## [Record list]
--- START ---

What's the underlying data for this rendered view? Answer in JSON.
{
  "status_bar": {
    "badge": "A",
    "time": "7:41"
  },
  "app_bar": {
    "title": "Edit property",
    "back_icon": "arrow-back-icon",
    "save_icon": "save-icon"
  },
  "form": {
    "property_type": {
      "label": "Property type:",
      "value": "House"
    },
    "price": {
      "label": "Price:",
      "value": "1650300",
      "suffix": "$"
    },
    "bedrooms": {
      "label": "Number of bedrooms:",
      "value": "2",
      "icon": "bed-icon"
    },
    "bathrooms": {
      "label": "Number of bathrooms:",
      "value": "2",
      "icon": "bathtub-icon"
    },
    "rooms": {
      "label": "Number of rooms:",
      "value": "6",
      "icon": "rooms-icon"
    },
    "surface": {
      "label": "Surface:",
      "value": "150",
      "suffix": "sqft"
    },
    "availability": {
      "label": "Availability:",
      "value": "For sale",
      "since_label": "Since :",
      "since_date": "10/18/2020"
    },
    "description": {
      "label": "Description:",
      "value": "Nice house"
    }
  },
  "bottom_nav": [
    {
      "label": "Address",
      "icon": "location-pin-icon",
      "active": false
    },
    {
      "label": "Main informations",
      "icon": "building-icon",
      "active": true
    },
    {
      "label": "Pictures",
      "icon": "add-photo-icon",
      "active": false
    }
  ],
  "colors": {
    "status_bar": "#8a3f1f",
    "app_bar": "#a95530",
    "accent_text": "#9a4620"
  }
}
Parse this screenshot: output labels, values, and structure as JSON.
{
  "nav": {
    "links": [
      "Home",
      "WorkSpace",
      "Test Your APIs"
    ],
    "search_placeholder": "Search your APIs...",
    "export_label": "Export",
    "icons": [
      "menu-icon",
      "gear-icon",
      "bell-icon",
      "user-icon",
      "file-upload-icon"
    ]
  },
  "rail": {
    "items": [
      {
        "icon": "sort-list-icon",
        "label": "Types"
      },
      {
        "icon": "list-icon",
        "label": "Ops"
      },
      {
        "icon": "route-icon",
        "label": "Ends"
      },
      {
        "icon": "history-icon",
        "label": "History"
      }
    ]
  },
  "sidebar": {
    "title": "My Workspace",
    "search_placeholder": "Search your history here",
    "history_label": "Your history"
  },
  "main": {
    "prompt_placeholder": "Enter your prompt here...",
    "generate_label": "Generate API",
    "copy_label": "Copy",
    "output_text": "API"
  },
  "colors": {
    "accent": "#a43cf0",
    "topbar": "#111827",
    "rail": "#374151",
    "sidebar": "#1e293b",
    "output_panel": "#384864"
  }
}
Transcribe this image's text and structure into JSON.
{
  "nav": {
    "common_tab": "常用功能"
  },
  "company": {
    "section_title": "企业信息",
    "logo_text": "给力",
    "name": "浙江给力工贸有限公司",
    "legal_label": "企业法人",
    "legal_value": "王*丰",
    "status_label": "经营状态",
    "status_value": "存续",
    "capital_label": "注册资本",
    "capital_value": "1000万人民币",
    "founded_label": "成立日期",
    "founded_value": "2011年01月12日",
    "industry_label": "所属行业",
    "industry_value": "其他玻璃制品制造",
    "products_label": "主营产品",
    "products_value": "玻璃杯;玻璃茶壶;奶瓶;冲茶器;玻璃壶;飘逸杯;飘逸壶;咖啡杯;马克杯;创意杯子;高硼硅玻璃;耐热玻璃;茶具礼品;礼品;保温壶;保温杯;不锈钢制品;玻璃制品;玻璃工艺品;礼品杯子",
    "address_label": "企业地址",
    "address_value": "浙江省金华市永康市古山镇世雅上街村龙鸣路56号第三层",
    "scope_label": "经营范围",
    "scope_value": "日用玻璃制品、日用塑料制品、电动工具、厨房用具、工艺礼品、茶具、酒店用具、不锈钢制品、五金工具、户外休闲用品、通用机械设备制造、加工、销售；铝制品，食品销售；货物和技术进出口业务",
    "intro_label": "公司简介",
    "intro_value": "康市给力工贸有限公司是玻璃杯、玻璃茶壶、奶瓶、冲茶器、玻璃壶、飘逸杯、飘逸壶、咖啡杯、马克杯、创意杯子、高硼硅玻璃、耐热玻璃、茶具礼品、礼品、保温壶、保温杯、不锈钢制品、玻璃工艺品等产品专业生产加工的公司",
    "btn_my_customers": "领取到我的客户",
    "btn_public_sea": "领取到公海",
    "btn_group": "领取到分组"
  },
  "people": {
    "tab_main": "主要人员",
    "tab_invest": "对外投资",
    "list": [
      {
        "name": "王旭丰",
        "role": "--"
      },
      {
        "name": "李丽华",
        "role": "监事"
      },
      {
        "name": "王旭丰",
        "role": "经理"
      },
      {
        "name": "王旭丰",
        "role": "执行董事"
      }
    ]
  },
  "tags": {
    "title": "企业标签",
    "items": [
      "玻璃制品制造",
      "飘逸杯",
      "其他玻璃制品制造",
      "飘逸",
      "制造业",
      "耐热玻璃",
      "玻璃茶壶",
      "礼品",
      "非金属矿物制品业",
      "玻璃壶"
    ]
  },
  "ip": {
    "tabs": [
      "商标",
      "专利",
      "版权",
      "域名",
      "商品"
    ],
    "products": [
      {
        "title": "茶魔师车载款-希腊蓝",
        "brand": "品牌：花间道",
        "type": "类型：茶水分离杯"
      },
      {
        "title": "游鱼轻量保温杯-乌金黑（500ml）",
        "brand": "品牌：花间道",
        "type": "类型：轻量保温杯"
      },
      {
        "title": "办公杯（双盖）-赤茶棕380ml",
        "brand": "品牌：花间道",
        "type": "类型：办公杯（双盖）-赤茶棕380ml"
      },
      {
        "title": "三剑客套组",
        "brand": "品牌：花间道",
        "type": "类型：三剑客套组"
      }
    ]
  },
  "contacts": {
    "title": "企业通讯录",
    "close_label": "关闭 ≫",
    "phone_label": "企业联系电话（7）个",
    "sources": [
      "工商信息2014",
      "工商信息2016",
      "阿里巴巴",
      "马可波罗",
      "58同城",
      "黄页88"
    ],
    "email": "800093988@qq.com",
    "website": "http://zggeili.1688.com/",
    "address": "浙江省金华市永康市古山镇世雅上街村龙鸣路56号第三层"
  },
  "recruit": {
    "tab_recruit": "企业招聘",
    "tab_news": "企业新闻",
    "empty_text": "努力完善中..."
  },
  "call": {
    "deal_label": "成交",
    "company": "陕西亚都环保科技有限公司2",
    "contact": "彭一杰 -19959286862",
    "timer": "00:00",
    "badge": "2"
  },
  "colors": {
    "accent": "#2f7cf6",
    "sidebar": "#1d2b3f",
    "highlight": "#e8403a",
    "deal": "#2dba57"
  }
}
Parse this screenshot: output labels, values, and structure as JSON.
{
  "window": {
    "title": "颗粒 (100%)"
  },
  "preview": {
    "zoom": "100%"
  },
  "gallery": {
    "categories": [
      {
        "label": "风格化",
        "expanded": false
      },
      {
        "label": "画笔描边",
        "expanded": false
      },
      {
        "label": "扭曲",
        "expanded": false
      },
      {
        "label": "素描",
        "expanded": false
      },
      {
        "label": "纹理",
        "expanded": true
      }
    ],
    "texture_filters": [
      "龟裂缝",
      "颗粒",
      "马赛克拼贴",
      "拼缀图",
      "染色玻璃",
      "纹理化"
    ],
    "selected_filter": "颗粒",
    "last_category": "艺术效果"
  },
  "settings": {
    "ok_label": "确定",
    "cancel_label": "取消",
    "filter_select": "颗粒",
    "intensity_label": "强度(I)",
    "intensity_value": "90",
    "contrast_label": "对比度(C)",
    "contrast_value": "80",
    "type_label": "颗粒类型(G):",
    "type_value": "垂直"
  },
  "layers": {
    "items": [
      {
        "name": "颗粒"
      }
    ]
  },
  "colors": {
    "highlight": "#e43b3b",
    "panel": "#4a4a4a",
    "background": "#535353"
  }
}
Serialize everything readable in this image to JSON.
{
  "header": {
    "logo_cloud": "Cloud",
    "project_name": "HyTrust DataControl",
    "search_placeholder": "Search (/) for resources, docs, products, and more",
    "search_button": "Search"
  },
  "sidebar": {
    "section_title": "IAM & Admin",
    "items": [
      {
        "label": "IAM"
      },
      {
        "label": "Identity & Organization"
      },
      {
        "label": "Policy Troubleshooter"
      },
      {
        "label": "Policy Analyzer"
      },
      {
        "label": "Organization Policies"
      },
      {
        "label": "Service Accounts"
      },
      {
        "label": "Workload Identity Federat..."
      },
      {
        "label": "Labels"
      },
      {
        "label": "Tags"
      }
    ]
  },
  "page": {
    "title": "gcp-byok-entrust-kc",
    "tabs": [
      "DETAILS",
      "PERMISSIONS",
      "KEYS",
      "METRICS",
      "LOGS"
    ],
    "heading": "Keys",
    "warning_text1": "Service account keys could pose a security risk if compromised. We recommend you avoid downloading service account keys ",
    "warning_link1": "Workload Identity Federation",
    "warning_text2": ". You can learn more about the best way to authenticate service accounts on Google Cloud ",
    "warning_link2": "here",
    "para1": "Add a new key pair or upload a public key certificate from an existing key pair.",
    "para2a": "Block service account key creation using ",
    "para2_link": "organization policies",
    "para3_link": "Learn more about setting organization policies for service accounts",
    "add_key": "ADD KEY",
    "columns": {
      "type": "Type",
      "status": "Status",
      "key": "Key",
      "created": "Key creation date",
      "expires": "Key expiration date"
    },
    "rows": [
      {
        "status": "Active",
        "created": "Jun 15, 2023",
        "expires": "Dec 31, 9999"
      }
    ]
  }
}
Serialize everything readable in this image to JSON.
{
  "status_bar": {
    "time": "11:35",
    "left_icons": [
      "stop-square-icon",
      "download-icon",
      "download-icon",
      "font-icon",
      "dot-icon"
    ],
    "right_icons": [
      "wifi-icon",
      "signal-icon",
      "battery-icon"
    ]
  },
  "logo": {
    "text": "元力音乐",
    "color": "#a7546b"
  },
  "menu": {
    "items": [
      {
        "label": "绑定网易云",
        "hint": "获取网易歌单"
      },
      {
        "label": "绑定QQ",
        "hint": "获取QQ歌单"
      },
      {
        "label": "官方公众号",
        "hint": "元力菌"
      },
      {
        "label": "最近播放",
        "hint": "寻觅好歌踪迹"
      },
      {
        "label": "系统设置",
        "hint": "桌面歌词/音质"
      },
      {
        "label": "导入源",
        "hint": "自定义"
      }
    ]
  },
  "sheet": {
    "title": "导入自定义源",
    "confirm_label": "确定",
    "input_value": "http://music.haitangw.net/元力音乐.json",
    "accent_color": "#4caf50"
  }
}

--- END ---

## [Exercise goal]
Go through the listing above and locate each line that holds the word "Workload". Copy those lines.

## [Exercise answer]
        "label": "Workload Identity Federat..."
    "warning_link1": "Workload Identity Federation",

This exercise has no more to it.